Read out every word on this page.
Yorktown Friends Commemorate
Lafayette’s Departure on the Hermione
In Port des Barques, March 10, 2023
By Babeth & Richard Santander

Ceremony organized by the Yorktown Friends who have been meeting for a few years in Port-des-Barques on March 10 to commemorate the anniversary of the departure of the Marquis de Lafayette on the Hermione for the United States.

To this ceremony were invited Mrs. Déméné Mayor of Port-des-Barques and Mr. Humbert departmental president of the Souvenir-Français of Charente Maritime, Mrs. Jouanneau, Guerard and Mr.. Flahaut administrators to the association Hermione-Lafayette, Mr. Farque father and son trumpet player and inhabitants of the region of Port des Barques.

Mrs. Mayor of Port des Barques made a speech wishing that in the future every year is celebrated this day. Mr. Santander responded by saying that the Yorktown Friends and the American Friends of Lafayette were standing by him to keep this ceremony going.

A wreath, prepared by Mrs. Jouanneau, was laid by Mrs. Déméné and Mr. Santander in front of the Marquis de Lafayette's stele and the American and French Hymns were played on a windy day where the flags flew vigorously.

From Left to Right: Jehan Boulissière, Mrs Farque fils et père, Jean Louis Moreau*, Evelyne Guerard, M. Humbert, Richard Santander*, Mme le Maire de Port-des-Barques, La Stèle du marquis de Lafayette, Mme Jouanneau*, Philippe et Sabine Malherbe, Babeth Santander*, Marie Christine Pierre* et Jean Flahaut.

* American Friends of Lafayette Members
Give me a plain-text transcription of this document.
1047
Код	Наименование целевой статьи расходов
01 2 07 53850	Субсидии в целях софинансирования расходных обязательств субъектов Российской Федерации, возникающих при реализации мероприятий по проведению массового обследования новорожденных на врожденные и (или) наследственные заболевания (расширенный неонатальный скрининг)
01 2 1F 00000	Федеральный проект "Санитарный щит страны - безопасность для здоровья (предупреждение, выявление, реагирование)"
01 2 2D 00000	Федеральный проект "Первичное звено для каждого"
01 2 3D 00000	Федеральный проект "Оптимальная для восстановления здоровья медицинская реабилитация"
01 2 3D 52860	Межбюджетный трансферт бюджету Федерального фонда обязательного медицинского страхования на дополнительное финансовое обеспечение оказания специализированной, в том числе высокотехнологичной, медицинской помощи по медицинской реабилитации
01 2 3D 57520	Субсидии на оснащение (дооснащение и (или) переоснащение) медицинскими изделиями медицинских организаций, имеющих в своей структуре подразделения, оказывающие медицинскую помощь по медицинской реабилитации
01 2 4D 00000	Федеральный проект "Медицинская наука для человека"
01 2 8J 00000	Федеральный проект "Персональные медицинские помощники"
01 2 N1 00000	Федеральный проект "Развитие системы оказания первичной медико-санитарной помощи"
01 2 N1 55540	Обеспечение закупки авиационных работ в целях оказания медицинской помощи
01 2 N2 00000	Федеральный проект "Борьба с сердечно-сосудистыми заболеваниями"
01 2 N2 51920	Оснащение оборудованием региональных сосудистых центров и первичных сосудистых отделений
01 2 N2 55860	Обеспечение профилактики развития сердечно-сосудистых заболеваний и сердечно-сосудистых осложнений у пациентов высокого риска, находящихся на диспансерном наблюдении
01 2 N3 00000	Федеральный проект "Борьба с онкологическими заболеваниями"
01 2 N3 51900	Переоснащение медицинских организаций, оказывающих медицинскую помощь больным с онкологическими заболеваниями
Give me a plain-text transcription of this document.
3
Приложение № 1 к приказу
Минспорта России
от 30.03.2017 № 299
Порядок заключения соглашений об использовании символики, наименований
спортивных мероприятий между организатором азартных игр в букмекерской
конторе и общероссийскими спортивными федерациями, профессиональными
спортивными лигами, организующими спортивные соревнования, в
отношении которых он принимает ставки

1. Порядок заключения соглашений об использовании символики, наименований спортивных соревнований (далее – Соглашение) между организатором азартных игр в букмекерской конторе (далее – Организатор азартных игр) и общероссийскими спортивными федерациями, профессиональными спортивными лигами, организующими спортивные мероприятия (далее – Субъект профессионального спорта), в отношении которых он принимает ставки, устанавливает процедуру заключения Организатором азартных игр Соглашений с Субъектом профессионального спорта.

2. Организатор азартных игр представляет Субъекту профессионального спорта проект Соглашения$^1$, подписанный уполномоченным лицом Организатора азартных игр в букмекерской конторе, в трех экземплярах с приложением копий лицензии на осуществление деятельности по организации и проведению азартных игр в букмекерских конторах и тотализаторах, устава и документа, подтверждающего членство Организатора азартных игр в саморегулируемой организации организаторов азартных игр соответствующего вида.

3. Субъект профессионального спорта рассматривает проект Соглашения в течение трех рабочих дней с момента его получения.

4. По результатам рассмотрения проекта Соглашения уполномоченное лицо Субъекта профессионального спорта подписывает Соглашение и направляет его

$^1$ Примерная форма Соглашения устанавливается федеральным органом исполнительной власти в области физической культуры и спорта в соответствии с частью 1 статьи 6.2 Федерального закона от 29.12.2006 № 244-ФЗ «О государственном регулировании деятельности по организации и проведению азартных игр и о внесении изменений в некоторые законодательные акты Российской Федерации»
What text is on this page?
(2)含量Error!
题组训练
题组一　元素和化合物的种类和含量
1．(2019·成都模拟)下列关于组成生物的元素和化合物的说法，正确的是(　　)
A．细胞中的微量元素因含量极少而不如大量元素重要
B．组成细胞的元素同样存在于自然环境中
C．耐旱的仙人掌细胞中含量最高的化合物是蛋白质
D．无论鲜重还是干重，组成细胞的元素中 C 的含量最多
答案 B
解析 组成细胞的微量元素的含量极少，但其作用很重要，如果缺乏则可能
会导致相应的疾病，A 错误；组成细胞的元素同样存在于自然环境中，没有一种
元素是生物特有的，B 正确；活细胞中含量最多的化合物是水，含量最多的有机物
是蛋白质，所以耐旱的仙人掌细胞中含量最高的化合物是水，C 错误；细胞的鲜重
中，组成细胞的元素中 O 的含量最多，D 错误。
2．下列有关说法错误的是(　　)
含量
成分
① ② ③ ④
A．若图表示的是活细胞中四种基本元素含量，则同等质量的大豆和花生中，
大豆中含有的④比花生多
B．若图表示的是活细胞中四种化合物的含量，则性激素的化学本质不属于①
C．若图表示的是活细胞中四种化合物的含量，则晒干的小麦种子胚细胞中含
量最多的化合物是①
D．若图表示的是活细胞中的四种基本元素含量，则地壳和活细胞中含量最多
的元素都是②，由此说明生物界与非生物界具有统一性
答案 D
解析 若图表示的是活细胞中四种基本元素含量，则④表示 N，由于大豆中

__________

### TASK DIRECTIONS
Select every line where the word "организаций" occurs.

### WRITTEN ANSWER
01 2 3D 57520	Субсидии на оснащение (дооснащение и (или) переоснащение) медицинскими изделиями медицинских организаций, имеющих в своей структуре подразделения, оказывающие медицинскую помощь по медицинской реабилитации
01 2 N3 51900	Переоснащение медицинских организаций, оказывающих медицинскую помощь больным с онкологическими заболеваниями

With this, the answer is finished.